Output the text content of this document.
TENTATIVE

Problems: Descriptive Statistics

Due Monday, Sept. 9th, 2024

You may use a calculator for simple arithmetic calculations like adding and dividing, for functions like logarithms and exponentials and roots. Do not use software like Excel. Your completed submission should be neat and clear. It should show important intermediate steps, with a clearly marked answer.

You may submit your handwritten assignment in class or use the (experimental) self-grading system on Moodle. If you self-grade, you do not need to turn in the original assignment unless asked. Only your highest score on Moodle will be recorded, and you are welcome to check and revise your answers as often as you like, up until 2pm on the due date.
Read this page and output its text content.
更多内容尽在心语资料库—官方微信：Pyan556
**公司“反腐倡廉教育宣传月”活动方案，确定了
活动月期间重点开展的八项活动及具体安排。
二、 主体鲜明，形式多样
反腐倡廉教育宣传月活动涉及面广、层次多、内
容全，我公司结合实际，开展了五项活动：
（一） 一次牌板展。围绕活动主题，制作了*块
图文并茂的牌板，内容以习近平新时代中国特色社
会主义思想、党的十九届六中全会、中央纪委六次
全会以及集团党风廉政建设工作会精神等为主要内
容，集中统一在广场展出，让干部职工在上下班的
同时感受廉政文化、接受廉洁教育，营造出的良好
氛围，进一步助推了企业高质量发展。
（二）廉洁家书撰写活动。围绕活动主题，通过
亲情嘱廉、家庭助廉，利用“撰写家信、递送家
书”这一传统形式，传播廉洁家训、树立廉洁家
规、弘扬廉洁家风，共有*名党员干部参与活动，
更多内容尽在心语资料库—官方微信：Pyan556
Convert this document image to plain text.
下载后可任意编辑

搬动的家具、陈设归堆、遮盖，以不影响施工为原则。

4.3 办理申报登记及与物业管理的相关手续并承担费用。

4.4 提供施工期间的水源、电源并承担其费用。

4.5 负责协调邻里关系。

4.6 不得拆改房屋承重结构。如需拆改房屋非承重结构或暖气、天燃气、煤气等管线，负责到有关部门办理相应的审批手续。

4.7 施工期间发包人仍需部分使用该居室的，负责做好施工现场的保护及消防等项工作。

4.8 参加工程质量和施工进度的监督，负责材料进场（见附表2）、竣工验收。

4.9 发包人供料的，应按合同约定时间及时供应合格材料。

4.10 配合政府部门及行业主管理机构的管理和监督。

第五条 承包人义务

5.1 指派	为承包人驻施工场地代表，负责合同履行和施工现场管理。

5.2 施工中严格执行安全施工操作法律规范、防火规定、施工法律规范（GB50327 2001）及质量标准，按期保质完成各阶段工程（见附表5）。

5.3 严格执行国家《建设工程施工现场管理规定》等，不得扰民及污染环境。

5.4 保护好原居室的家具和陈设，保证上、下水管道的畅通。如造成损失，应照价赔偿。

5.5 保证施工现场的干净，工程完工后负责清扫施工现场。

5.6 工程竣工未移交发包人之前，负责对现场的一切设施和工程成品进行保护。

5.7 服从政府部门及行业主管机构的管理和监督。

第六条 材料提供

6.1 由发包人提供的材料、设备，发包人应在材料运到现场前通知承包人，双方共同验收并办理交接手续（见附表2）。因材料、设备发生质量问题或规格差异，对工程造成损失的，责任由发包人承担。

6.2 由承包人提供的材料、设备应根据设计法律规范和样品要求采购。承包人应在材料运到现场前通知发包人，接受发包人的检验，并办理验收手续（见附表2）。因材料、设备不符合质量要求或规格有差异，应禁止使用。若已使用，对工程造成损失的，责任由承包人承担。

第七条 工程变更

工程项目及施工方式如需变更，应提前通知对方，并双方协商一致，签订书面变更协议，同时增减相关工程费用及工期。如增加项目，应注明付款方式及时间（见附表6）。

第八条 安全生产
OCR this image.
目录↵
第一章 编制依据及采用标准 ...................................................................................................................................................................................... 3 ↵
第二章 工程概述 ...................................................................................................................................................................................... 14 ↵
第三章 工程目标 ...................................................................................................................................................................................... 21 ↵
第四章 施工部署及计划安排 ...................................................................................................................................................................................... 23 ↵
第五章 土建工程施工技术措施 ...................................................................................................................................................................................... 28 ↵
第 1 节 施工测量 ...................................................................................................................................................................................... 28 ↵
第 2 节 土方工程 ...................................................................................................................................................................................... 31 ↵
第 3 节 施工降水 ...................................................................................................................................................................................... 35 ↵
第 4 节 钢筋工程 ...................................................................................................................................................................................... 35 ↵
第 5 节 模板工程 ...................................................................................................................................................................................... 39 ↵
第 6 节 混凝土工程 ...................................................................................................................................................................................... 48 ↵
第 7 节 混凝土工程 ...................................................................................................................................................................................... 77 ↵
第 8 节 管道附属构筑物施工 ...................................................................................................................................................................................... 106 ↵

EXERCISE: Quote all of the entries verbatim.

FINAL ANSWER:
Output the text content of this document.
TENTATIVE

Problems: Descriptive Statistics

Due Monday, Sept. 9th, 2024

You may use a calculator for simple arithmetic calculations like adding and dividing, for functions like logarithms and exponentials and roots. Do not use software like Excel. Your completed submission should be neat and clear. It should show important intermediate steps, with a clearly marked answer.

You may submit your handwritten assignment in class or use the (experimental) self-grading system on Moodle. If you self-grade, you do not need to turn in the original assignment unless asked. Only your highest score on Moodle will be recorded, and you are welcome to check and revise your answers as often as you like, up until 2pm on the due date.
Read this page and output its text content.
更多内容尽在心语资料库—官方微信：Pyan556
**公司“反腐倡廉教育宣传月”活动方案，确定了
活动月期间重点开展的八项活动及具体安排。
二、 主体鲜明，形式多样
反腐倡廉教育宣传月活动涉及面广、层次多、内
容全，我公司结合实际，开展了五项活动：
（一） 一次牌板展。围绕活动主题，制作了*块
图文并茂的牌板，内容以习近平新时代中国特色社
会主义思想、党的十九届六中全会、中央纪委六次
全会以及集团党风廉政建设工作会精神等为主要内
容，集中统一在广场展出，让干部职工在上下班的
同时感受廉政文化、接受廉洁教育，营造出的良好
氛围，进一步助推了企业高质量发展。
（二）廉洁家书撰写活动。围绕活动主题，通过
亲情嘱廉、家庭助廉，利用“撰写家信、递送家
书”这一传统形式，传播廉洁家训、树立廉洁家
规、弘扬廉洁家风，共有*名党员干部参与活动，
更多内容尽在心语资料库—官方微信：Pyan556
Convert this document image to plain text.
下载后可任意编辑

搬动的家具、陈设归堆、遮盖，以不影响施工为原则。

4.3 办理申报登记及与物业管理的相关手续并承担费用。

4.4 提供施工期间的水源、电源并承担其费用。

4.5 负责协调邻里关系。

4.6 不得拆改房屋承重结构。如需拆改房屋非承重结构或暖气、天燃气、煤气等管线，负责到有关部门办理相应的审批手续。

4.7 施工期间发包人仍需部分使用该居室的，负责做好施工现场的保护及消防等项工作。

4.8 参加工程质量和施工进度的监督，负责材料进场（见附表2）、竣工验收。

4.9 发包人供料的，应按合同约定时间及时供应合格材料。

4.10 配合政府部门及行业主管理机构的管理和监督。

第五条 承包人义务

5.1 指派	为承包人驻施工场地代表，负责合同履行和施工现场管理。

5.2 施工中严格执行安全施工操作法律规范、防火规定、施工法律规范（GB50327 2001）及质量标准，按期保质完成各阶段工程（见附表5）。

5.3 严格执行国家《建设工程施工现场管理规定》等，不得扰民及污染环境。

5.4 保护好原居室的家具和陈设，保证上、下水管道的畅通。如造成损失，应照价赔偿。

5.5 保证施工现场的干净，工程完工后负责清扫施工现场。

5.6 工程竣工未移交发包人之前，负责对现场的一切设施和工程成品进行保护。

5.7 服从政府部门及行业主管机构的管理和监督。

第六条 材料提供

6.1 由发包人提供的材料、设备，发包人应在材料运到现场前通知承包人，双方共同验收并办理交接手续（见附表2）。因材料、设备发生质量问题或规格差异，对工程造成损失的，责任由发包人承担。

6.2 由承包人提供的材料、设备应根据设计法律规范和样品要求采购。承包人应在材料运到现场前通知发包人，接受发包人的检验，并办理验收手续（见附表2）。因材料、设备不符合质量要求或规格有差异，应禁止使用。若已使用，对工程造成损失的，责任由承包人承担。

第七条 工程变更

工程项目及施工方式如需变更，应提前通知对方，并双方协商一致，签订书面变更协议，同时增减相关工程费用及工期。如增加项目，应注明付款方式及时间（见附表6）。

第八条 安全生产
OCR this image.
目录↵
第一章 编制依据及采用标准 ...................................................................................................................................................................................... 3 ↵
第二章 工程概述 ...................................................................................................................................................................................... 14 ↵
第三章 工程目标 ...................................................................................................................................................................................... 21 ↵
第四章 施工部署及计划安排 ...................................................................................................................................................................................... 23 ↵
第五章 土建工程施工技术措施 ...................................................................................................................................................................................... 28 ↵
第 1 节 施工测量 ...................................................................................................................................................................................... 28 ↵
第 2 节 土方工程 ...................................................................................................................................................................................... 31 ↵
第 3 节 施工降水 ...................................................................................................................................................................................... 35 ↵
第 4 节 钢筋工程 ...................................................................................................................................................................................... 35 ↵
第 5 节 模板工程 ...................................................................................................................................................................................... 39 ↵
第 6 节 混凝土工程 ...................................................................................................................................................................................... 48 ↵
第 7 节 混凝土工程 ...................................................................................................................................................................................... 77 ↵
第 8 节 管道附属构筑物施工 ...................................................................................................................................................................................... 106 ↵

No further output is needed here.